Rewrite the items below with every "TV/VCR" changed to "TV/DVD" and everything else left as it is, omitting the pictures.
--- start DATA TO USE ---
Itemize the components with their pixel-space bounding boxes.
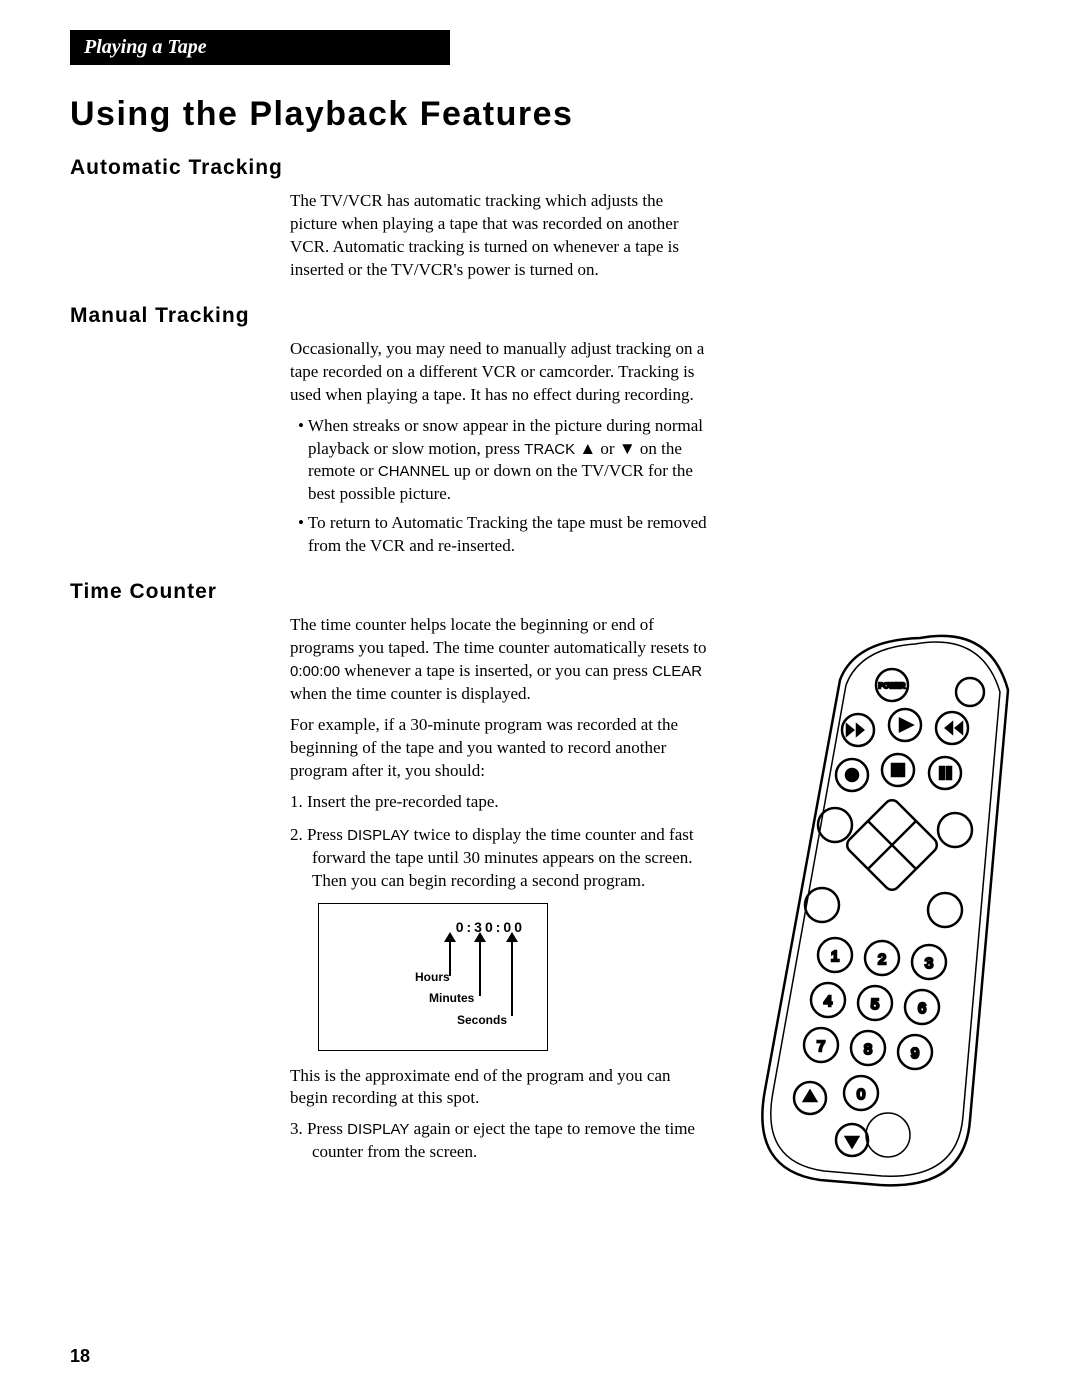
svg-text:5: 5 xyxy=(871,996,879,1013)
counter-steps: 1. Insert the pre-recorded tape. 2. Pres… xyxy=(290,791,710,893)
p1-pre: The time counter helps locate the beginn… xyxy=(290,615,707,657)
time-counter-diagram: 0:30:00 Hours Minutes Seconds xyxy=(318,903,548,1051)
s1-num: 1. xyxy=(290,792,307,811)
chapter-header: Playing a Tape xyxy=(70,30,450,65)
step-2: 2. Press DISPLAY twice to display the ti… xyxy=(290,824,710,893)
s2-num: 2. xyxy=(290,825,307,844)
b1-channel: CHANNEL xyxy=(378,463,450,480)
label-seconds: Seconds xyxy=(457,1012,507,1028)
step-3: 3. Press DISPLAY again or eject the tape… xyxy=(290,1118,710,1164)
s3-num: 3. xyxy=(290,1119,307,1138)
manual-bullet-2: To return to Automatic Tracking the tape… xyxy=(290,512,710,558)
counter-p1: The time counter helps locate the beginn… xyxy=(290,614,710,706)
svg-text:3: 3 xyxy=(925,955,933,972)
auto-tracking-body: The TV/VCR has automatic tracking which … xyxy=(290,190,710,282)
p1-post: when the time counter is displayed. xyxy=(290,684,531,703)
s1-text: Insert the pre-recorded tape. xyxy=(307,792,499,811)
counter-body: The time counter helps locate the beginn… xyxy=(290,614,710,1164)
manual-tracking-body: Occasionally, you may need to manually a… xyxy=(290,338,710,558)
label-minutes: Minutes xyxy=(429,990,474,1006)
svg-text:9: 9 xyxy=(911,1045,919,1062)
p1-mid: whenever a tape is inserted, or you can … xyxy=(340,661,652,680)
p1-clear: CLEAR xyxy=(652,663,702,680)
svg-text:2: 2 xyxy=(878,951,886,968)
s3-pre: Press xyxy=(307,1119,347,1138)
section-heading-auto: Automatic Tracking xyxy=(70,156,1010,180)
section-heading-counter: Time Counter xyxy=(70,580,1010,604)
manual-bullet-1: When streaks or snow appear in the pictu… xyxy=(290,415,710,507)
manual-intro: Occasionally, you may need to manually a… xyxy=(290,338,710,407)
remote-illustration: POWER 1 2 3 4 5 6 7 8 9 0 xyxy=(740,630,1030,1230)
svg-text:6: 6 xyxy=(918,1000,926,1017)
arrow-seconds xyxy=(511,940,513,1016)
s2-display: DISPLAY xyxy=(347,827,409,844)
page-number: 18 xyxy=(70,1346,90,1367)
p1-zero: 0:00:00 xyxy=(290,663,340,680)
chapter-title: Playing a Tape xyxy=(84,36,207,58)
arrow-minutes xyxy=(479,940,481,996)
svg-text:0: 0 xyxy=(857,1086,865,1103)
b1-track: TRACK xyxy=(524,441,575,458)
svg-text:1: 1 xyxy=(831,948,839,965)
manual-bullets: When streaks or snow appear in the pictu… xyxy=(290,415,710,559)
counter-p2: For example, if a 30-minute program was … xyxy=(290,714,710,783)
section-heading-manual: Manual Tracking xyxy=(70,304,1010,328)
svg-text:8: 8 xyxy=(864,1041,872,1058)
s2-pre: Press xyxy=(307,825,347,844)
auto-tracking-text: The TV/VCR has automatic tracking which … xyxy=(290,190,710,282)
svg-text:7: 7 xyxy=(817,1038,825,1055)
page-title: Using the Playback Features xyxy=(70,95,1010,134)
svg-text:4: 4 xyxy=(824,993,832,1010)
svg-text:POWER: POWER xyxy=(879,683,905,690)
s3-display: DISPLAY xyxy=(347,1121,409,1138)
step-1: 1. Insert the pre-recorded tape. xyxy=(290,791,710,814)
counter-p3: This is the approximate end of the progr… xyxy=(290,1065,710,1111)
label-hours: Hours xyxy=(415,969,450,985)
counter-steps-2: 3. Press DISPLAY again or eject the tape… xyxy=(290,1118,710,1164)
--- end DATA TO USE ---
▸ ANSWER FOR THE TASK
Itemize the components with their pixel-space bounding boxes.
svg-text:5: 5 xyxy=(871,996,879,1013)
counter-steps: 1. Insert the pre-recorded tape. 2. Pres… xyxy=(290,791,710,893)
p1-pre: The time counter helps locate the beginn… xyxy=(290,615,707,657)
time-counter-diagram: 0:30:00 Hours Minutes Seconds xyxy=(318,903,548,1051)
s1-num: 1. xyxy=(290,792,307,811)
chapter-header: Playing a Tape xyxy=(70,30,450,65)
step-2: 2. Press DISPLAY twice to display the ti… xyxy=(290,824,710,893)
s2-num: 2. xyxy=(290,825,307,844)
b1-channel: CHANNEL xyxy=(378,463,450,480)
label-seconds: Seconds xyxy=(457,1012,507,1028)
step-3: 3. Press DISPLAY again or eject the tape… xyxy=(290,1118,710,1164)
s3-num: 3. xyxy=(290,1119,307,1138)
manual-bullet-2: To return to Automatic Tracking the tape… xyxy=(290,512,710,558)
counter-p1: The time counter helps locate the beginn… xyxy=(290,614,710,706)
svg-text:3: 3 xyxy=(925,955,933,972)
auto-tracking-body: The TV/DVD has automatic tracking which … xyxy=(290,190,710,282)
p1-post: when the time counter is displayed. xyxy=(290,684,531,703)
s1-text: Insert the pre-recorded tape. xyxy=(307,792,499,811)
counter-body: The time counter helps locate the beginn… xyxy=(290,614,710,1164)
manual-tracking-body: Occasionally, you may need to manually a… xyxy=(290,338,710,558)
label-minutes: Minutes xyxy=(429,990,474,1006)
svg-text:9: 9 xyxy=(911,1045,919,1062)
p1-mid: whenever a tape is inserted, or you can … xyxy=(340,661,652,680)
p1-clear: CLEAR xyxy=(652,663,702,680)
svg-text:2: 2 xyxy=(878,951,886,968)
s3-pre: Press xyxy=(307,1119,347,1138)
section-heading-auto: Automatic Tracking xyxy=(70,156,1010,180)
section-heading-counter: Time Counter xyxy=(70,580,1010,604)
manual-bullet-1: When streaks or snow appear in the pictu… xyxy=(290,415,710,507)
manual-intro: Occasionally, you may need to manually a… xyxy=(290,338,710,407)
remote-illustration: POWER 1 2 3 4 5 6 7 8 9 0 xyxy=(740,630,1030,1230)
svg-text:6: 6 xyxy=(918,1000,926,1017)
arrow-seconds xyxy=(511,940,513,1016)
s2-display: DISPLAY xyxy=(347,827,409,844)
page-number: 18 xyxy=(70,1346,90,1367)
p1-zero: 0:00:00 xyxy=(290,663,340,680)
chapter-title: Playing a Tape xyxy=(84,36,207,58)
arrow-minutes xyxy=(479,940,481,996)
svg-text:0: 0 xyxy=(857,1086,865,1103)
b1-track: TRACK xyxy=(524,441,575,458)
svg-text:1: 1 xyxy=(831,948,839,965)
manual-bullets: When streaks or snow appear in the pictu… xyxy=(290,415,710,559)
counter-p2: For example, if a 30-minute program was … xyxy=(290,714,710,783)
section-heading-manual: Manual Tracking xyxy=(70,304,1010,328)
svg-text:8: 8 xyxy=(864,1041,872,1058)
s2-pre: Press xyxy=(307,825,347,844)
auto-tracking-text: The TV/DVD has automatic tracking which … xyxy=(290,190,710,282)
svg-text:7: 7 xyxy=(817,1038,825,1055)
page-title: Using the Playback Features xyxy=(70,95,1010,134)
svg-text:4: 4 xyxy=(824,993,832,1010)
svg-text:POWER: POWER xyxy=(879,683,905,690)
s3-display: DISPLAY xyxy=(347,1121,409,1138)
step-1: 1. Insert the pre-recorded tape. xyxy=(290,791,710,814)
counter-p3: This is the approximate end of the progr… xyxy=(290,1065,710,1111)
label-hours: Hours xyxy=(415,969,450,985)
counter-steps-2: 3. Press DISPLAY again or eject the tape… xyxy=(290,1118,710,1164)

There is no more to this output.